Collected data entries
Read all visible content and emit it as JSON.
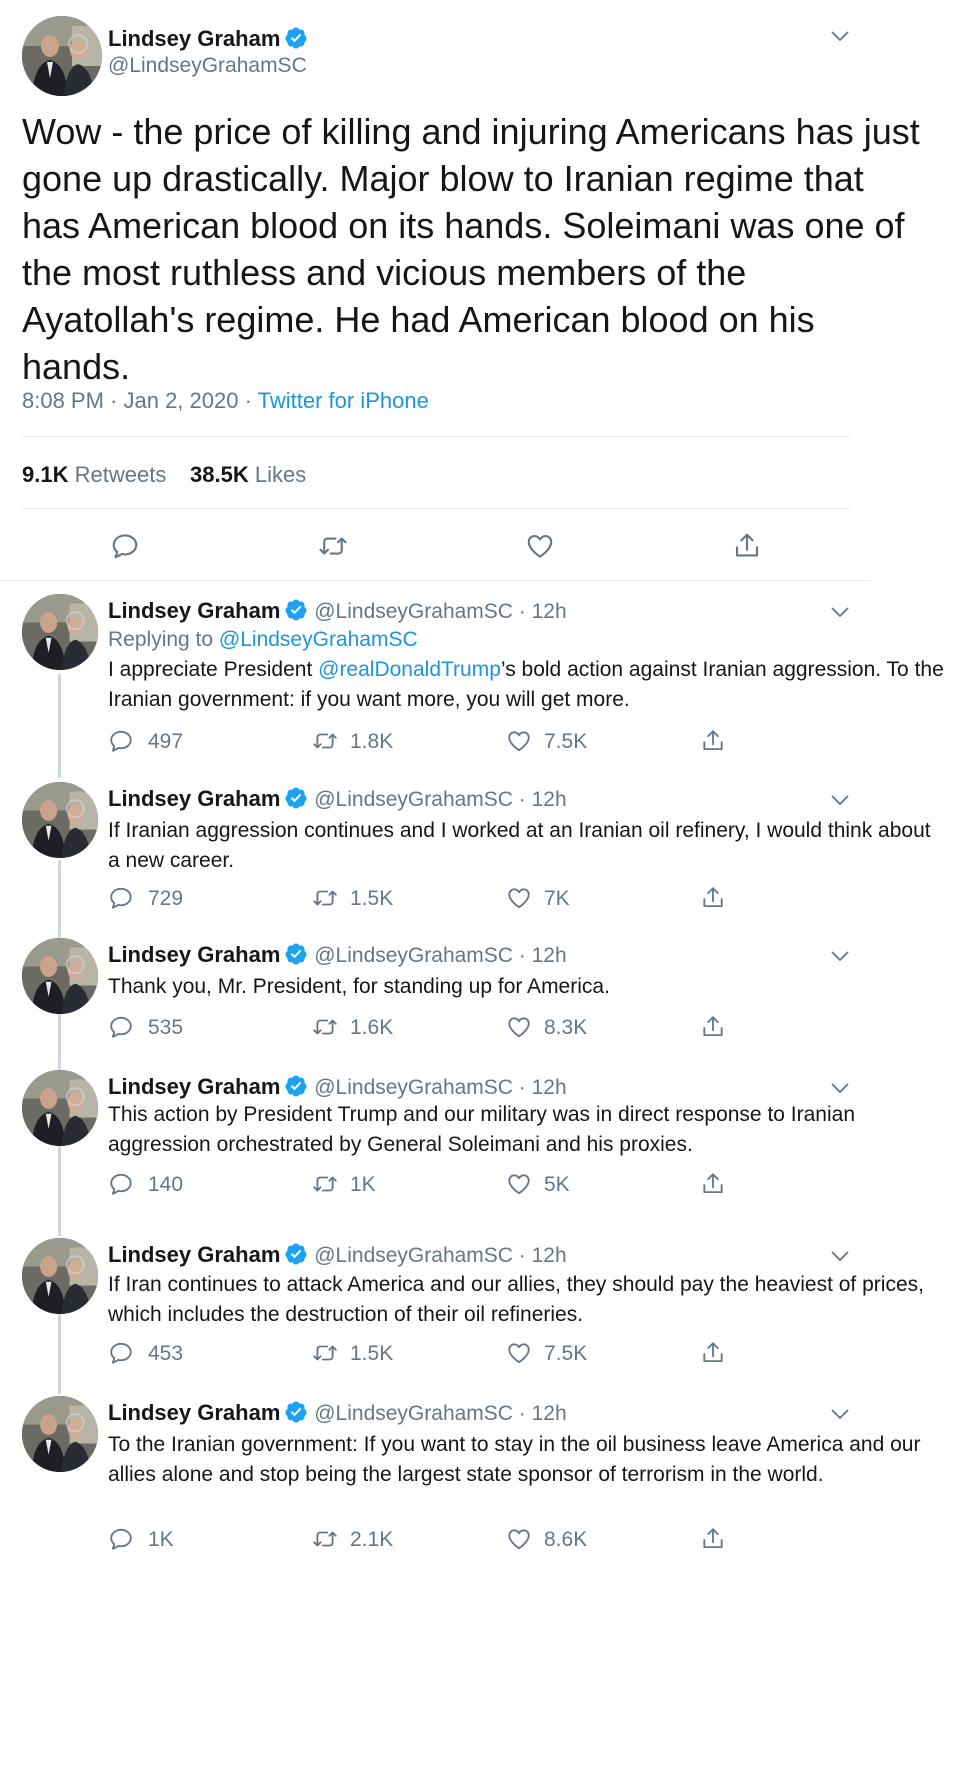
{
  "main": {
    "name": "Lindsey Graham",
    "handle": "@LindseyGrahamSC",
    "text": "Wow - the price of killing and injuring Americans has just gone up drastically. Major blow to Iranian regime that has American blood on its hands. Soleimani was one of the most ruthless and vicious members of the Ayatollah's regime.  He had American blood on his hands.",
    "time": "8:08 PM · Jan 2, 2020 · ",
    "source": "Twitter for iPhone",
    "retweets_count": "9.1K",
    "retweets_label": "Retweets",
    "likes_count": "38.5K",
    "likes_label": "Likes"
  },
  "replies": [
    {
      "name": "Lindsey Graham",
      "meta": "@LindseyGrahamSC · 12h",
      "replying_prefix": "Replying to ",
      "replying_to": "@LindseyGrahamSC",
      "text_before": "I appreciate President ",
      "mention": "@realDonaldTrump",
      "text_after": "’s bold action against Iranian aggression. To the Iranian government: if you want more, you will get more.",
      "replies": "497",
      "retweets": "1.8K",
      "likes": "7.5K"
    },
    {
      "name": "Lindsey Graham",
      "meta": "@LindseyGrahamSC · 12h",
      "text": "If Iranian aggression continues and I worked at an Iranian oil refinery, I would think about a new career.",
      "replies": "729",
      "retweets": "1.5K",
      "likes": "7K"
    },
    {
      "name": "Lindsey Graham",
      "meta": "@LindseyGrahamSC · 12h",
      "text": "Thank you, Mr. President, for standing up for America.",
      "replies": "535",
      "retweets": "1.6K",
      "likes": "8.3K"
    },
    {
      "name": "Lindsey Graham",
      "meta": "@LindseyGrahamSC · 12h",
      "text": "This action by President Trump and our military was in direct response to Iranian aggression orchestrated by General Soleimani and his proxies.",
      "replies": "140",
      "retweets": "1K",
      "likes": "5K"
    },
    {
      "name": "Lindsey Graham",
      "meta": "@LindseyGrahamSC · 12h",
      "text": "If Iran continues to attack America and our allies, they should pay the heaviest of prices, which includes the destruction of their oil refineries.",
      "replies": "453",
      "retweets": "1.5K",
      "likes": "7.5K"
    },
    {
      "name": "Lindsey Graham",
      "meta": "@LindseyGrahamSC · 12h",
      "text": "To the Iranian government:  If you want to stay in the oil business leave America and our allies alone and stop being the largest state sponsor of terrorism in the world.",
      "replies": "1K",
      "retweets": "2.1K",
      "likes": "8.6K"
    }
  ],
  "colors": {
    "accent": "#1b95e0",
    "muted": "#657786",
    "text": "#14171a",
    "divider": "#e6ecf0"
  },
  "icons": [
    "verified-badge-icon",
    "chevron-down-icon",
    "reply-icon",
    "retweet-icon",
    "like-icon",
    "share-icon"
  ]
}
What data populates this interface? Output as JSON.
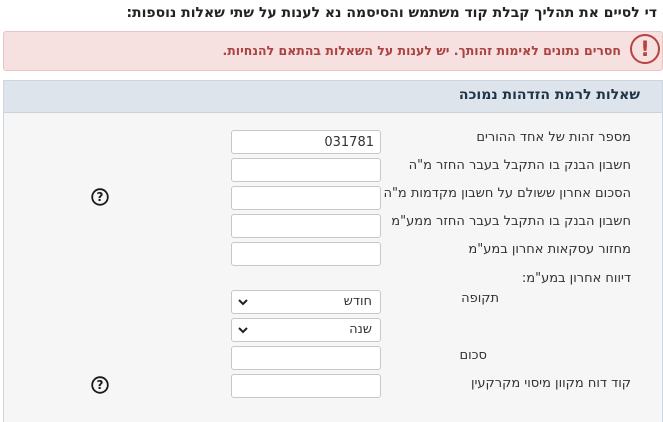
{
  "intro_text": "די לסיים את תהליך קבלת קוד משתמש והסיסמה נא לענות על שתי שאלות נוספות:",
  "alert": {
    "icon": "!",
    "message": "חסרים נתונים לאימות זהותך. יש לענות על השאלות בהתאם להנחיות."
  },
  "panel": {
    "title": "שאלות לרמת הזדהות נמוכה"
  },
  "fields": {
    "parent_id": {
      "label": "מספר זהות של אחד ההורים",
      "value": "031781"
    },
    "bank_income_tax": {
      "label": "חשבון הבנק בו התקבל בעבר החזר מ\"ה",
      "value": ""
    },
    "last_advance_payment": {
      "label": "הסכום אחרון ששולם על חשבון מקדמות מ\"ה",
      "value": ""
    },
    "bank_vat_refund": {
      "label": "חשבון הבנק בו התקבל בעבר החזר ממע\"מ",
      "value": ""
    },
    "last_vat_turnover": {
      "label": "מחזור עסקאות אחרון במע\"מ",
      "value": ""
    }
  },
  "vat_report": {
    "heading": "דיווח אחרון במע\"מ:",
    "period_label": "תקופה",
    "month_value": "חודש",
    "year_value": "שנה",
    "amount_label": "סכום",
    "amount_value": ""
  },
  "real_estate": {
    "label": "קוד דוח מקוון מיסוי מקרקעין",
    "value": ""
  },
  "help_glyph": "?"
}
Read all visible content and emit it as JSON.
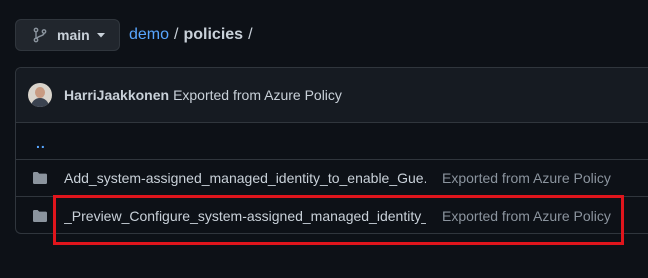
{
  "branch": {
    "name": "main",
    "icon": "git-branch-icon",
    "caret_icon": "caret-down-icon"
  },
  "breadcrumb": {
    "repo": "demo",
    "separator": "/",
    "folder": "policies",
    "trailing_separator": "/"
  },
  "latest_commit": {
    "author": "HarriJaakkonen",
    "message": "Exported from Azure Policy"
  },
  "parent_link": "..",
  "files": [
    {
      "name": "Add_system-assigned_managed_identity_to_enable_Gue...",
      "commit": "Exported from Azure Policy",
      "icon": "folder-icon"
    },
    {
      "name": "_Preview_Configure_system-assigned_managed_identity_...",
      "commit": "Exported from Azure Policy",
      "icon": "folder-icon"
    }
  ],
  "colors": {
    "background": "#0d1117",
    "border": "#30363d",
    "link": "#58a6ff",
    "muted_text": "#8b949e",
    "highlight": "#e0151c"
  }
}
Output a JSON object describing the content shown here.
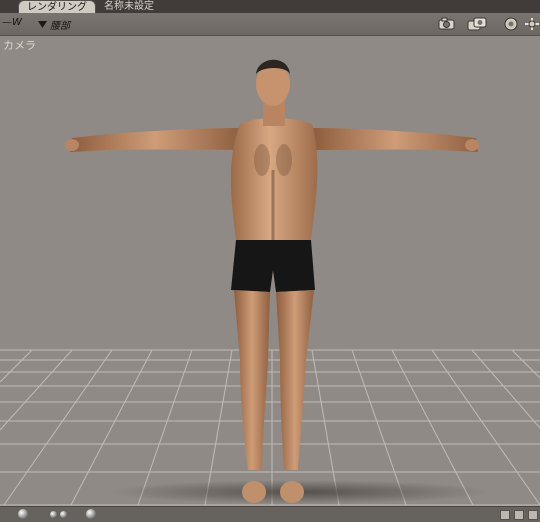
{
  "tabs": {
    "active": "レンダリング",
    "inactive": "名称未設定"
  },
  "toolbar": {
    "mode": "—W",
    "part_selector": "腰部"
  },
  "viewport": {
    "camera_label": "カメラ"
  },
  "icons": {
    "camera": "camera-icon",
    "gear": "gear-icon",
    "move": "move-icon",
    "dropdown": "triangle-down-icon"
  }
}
---
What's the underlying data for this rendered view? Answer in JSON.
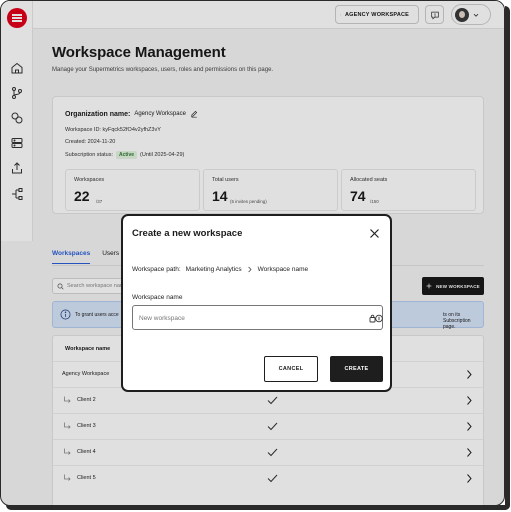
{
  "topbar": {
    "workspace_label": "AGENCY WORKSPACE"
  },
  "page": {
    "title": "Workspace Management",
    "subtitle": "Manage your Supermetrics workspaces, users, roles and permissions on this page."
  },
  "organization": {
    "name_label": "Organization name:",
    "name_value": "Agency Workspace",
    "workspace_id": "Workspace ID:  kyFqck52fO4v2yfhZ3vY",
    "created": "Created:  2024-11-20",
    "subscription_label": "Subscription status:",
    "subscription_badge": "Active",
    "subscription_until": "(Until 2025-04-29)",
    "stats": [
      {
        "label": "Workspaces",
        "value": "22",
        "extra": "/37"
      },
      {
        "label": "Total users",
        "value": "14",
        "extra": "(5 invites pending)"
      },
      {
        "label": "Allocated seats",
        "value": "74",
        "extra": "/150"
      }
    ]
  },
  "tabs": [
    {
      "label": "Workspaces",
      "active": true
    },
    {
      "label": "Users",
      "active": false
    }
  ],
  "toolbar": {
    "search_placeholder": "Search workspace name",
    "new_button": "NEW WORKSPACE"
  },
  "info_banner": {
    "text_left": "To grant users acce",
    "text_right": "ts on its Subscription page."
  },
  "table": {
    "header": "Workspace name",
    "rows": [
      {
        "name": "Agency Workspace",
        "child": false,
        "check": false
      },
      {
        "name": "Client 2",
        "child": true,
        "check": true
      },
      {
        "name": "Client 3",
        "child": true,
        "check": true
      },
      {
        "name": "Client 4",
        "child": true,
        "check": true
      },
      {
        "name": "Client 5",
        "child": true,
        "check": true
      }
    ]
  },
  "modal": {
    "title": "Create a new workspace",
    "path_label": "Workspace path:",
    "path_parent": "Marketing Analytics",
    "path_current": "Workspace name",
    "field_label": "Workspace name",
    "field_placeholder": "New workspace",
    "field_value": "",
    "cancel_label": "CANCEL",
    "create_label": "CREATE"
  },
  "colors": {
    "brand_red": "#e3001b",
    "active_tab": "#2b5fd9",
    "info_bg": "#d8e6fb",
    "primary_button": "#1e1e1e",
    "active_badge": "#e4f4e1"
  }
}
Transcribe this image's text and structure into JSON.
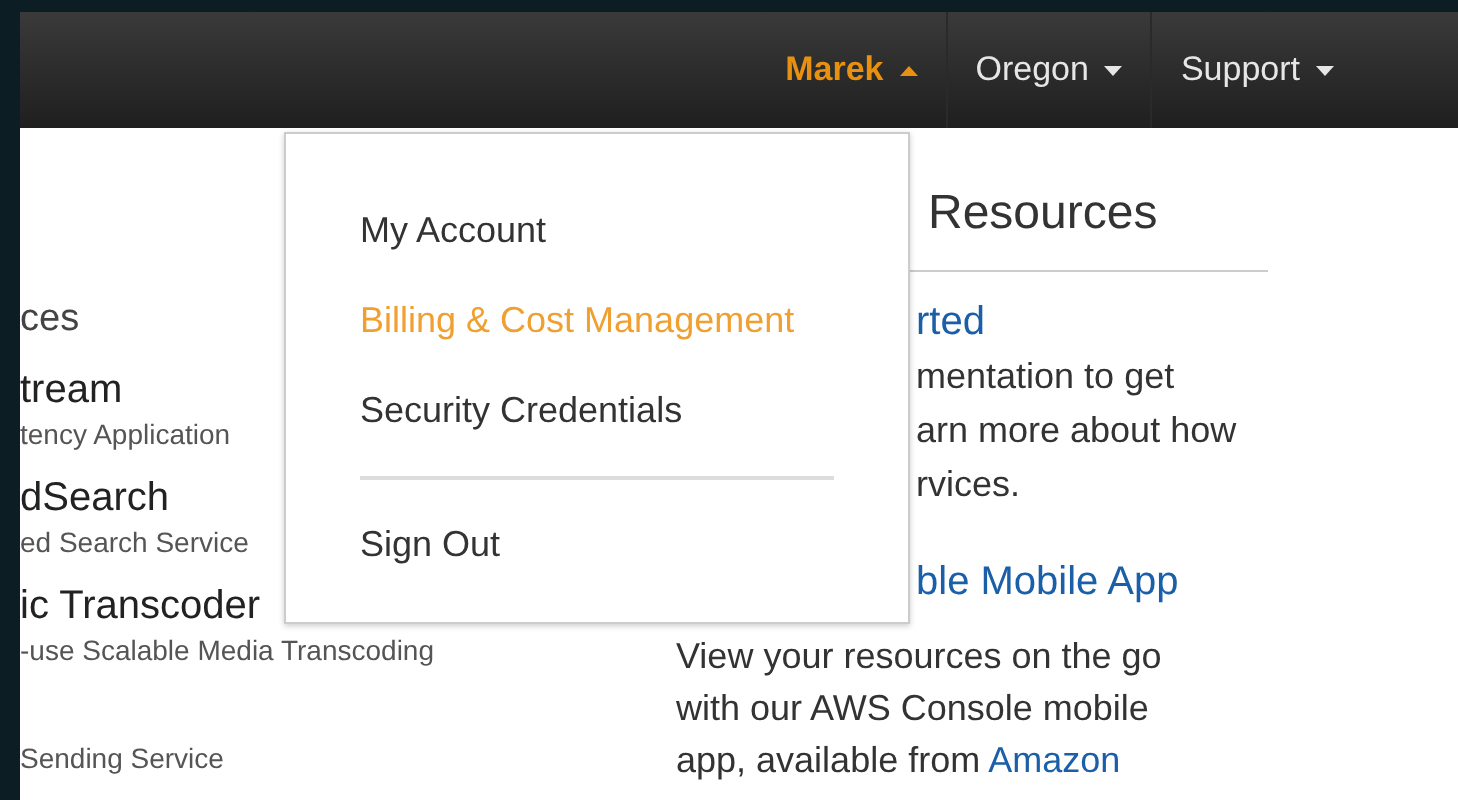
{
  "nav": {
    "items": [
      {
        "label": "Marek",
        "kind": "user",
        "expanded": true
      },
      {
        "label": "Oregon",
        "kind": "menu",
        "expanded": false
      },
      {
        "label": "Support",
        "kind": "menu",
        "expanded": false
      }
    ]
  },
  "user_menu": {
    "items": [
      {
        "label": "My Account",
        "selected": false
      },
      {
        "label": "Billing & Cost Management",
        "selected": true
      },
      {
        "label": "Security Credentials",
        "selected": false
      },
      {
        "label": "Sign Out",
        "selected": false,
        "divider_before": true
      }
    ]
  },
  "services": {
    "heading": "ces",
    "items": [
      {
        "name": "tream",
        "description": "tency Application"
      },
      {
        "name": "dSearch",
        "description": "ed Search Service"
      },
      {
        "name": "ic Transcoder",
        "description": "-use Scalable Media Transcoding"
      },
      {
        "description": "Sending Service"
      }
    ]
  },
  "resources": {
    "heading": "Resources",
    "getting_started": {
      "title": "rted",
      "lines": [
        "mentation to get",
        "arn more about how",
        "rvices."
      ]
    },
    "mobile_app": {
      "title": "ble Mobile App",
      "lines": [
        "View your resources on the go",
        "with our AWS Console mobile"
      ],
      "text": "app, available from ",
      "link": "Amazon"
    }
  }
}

Prompt
Copy every line of the material in which the word "Management" occurs.

Exercise result
    "title": "Workspace Management",
        "label": "Billing & Cost Management",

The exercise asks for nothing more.